Gather all lines in the entries below that include the word "JSON".

+++ Available data +++

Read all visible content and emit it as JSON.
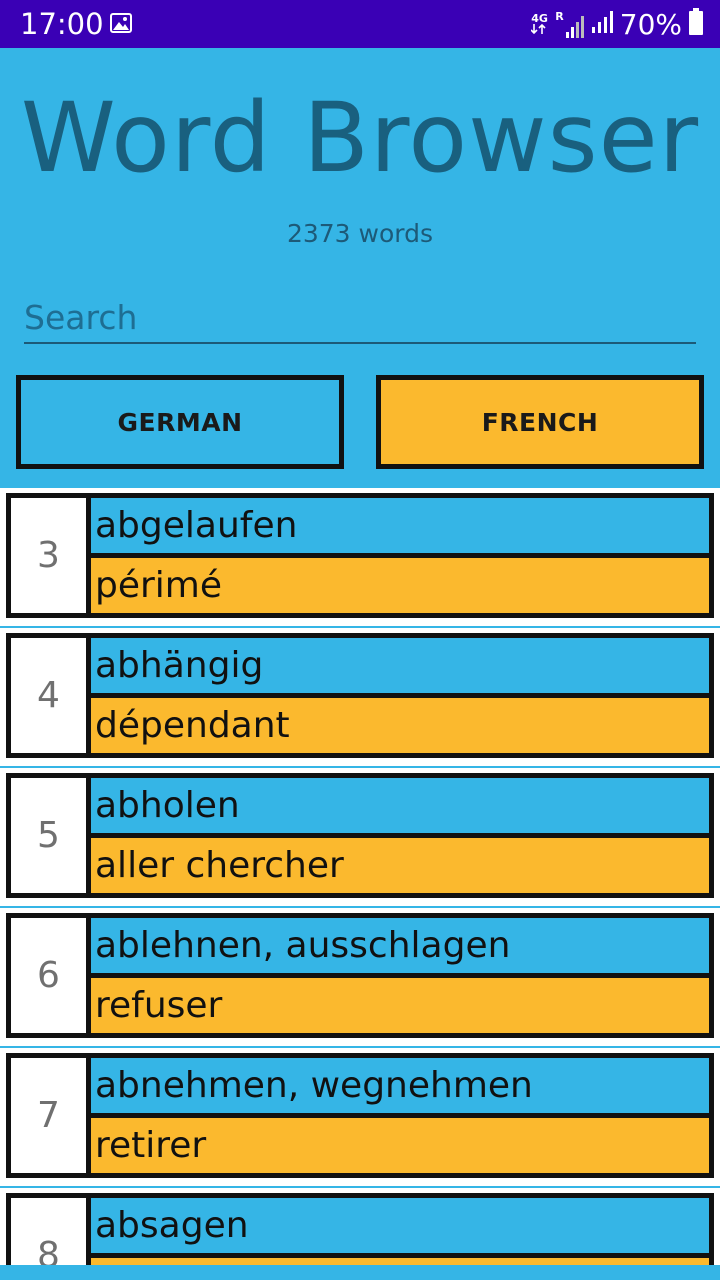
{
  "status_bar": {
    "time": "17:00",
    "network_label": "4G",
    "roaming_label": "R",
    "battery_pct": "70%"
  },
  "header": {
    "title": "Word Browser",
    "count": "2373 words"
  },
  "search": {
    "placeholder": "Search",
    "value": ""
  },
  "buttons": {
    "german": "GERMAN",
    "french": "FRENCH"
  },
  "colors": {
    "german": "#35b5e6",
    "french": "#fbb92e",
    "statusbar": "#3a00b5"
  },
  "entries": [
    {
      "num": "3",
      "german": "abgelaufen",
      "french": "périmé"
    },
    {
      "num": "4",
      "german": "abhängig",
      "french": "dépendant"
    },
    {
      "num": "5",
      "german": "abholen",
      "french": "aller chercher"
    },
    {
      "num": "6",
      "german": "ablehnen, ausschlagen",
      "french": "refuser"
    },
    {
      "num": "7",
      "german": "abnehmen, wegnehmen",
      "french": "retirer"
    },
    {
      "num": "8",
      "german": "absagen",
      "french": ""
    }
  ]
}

+++
+++ Available data +++

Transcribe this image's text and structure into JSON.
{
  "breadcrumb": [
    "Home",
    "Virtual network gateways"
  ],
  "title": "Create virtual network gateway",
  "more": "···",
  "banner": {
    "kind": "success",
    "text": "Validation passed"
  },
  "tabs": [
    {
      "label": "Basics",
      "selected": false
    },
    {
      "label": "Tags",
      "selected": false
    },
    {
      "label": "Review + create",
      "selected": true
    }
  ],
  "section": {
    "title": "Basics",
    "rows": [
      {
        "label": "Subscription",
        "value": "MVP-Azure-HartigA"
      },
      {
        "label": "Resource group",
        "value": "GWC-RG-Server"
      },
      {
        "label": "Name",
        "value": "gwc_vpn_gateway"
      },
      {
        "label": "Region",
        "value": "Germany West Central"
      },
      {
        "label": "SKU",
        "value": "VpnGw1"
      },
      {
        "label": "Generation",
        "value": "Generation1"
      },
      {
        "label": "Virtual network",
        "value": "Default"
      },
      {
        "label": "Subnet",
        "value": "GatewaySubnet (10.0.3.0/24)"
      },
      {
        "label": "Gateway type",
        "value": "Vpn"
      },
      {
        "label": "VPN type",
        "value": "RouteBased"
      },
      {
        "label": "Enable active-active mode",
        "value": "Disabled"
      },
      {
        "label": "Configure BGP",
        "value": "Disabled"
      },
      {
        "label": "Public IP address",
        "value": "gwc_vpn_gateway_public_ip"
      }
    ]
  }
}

+++

> [The answer]
Read all visible content and emit it as JSON.
Transcribe this image's text and structure into JSON.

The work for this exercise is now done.